WORK INSTRUCTIONS:
Search the data for the word "Japan" and copy every line that contains it.

** BEGIN DATA LISTING **

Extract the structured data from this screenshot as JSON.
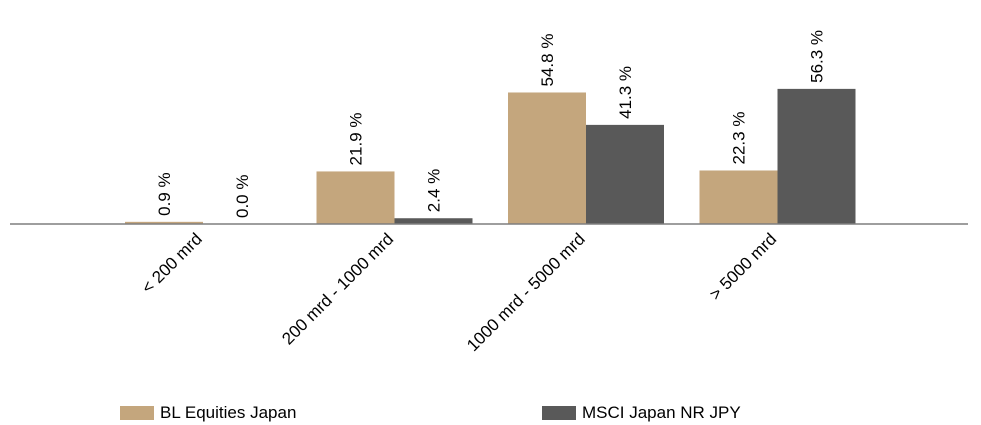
{
  "chart_data": {
    "type": "bar",
    "categories": [
      "< 200 mrd",
      "200 mrd - 1000 mrd",
      "1000 mrd - 5000 mrd",
      "> 5000 mrd"
    ],
    "series": [
      {
        "name": "BL Equities Japan",
        "values": [
          0.9,
          21.9,
          54.8,
          22.3
        ],
        "labels": [
          "0.9 %",
          "21.9 %",
          "54.8 %",
          "22.3 %"
        ],
        "color": "#c4a67d"
      },
      {
        "name": "MSCI Japan NR JPY",
        "values": [
          0.0,
          2.4,
          41.3,
          56.3
        ],
        "labels": [
          "0.0 %",
          "2.4 %",
          "41.3 %",
          "56.3 %"
        ],
        "color": "#595959"
      }
    ],
    "title": "",
    "xlabel": "",
    "ylabel": "",
    "ylim": [
      0,
      60
    ],
    "grid": false,
    "legend_position": "bottom"
  }
}
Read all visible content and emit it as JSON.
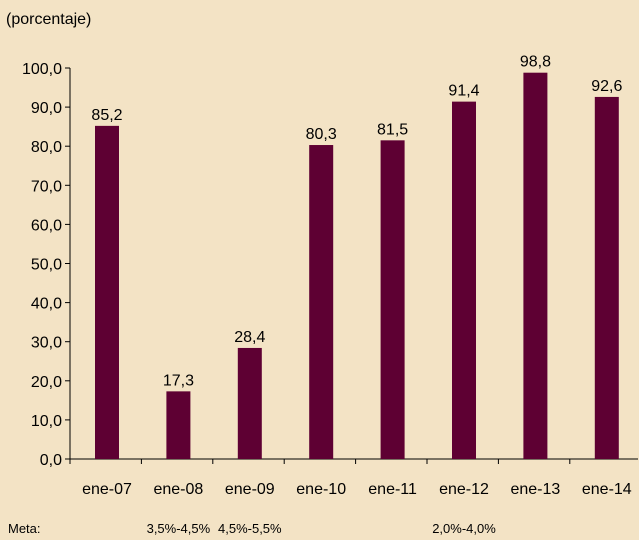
{
  "chart_data": {
    "type": "bar",
    "unit_label": "(porcentaje)",
    "categories": [
      "ene-07",
      "ene-08",
      "ene-09",
      "ene-10",
      "ene-11",
      "ene-12",
      "ene-13",
      "ene-14"
    ],
    "values": [
      85.2,
      17.3,
      28.4,
      80.3,
      81.5,
      91.4,
      98.8,
      92.6
    ],
    "value_labels": [
      "85,2",
      "17,3",
      "28,4",
      "80,3",
      "81,5",
      "91,4",
      "98,8",
      "92,6"
    ],
    "ylim": [
      0,
      100
    ],
    "yticks": [
      0,
      10,
      20,
      30,
      40,
      50,
      60,
      70,
      80,
      90,
      100
    ],
    "ytick_labels": [
      "0,0",
      "10,0",
      "20,0",
      "30,0",
      "40,0",
      "50,0",
      "60,0",
      "70,0",
      "80,0",
      "90,0",
      "100,0"
    ],
    "grid": false,
    "bar_color": "#5e0033",
    "background_color": "#f3e3c5"
  },
  "meta_row": {
    "label": "Meta:",
    "targets": [
      {
        "text": "3,5%-4,5%",
        "category": "ene-08"
      },
      {
        "text": "4,5%-5,5%",
        "category": "ene-09"
      },
      {
        "text": "2,0%-4,0%",
        "category": "ene-12"
      }
    ]
  }
}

** END DATA LISTING **

COMPLETE RESPONSE:
        "name": "BL Equities Japan",
        "name": "MSCI Japan NR JPY",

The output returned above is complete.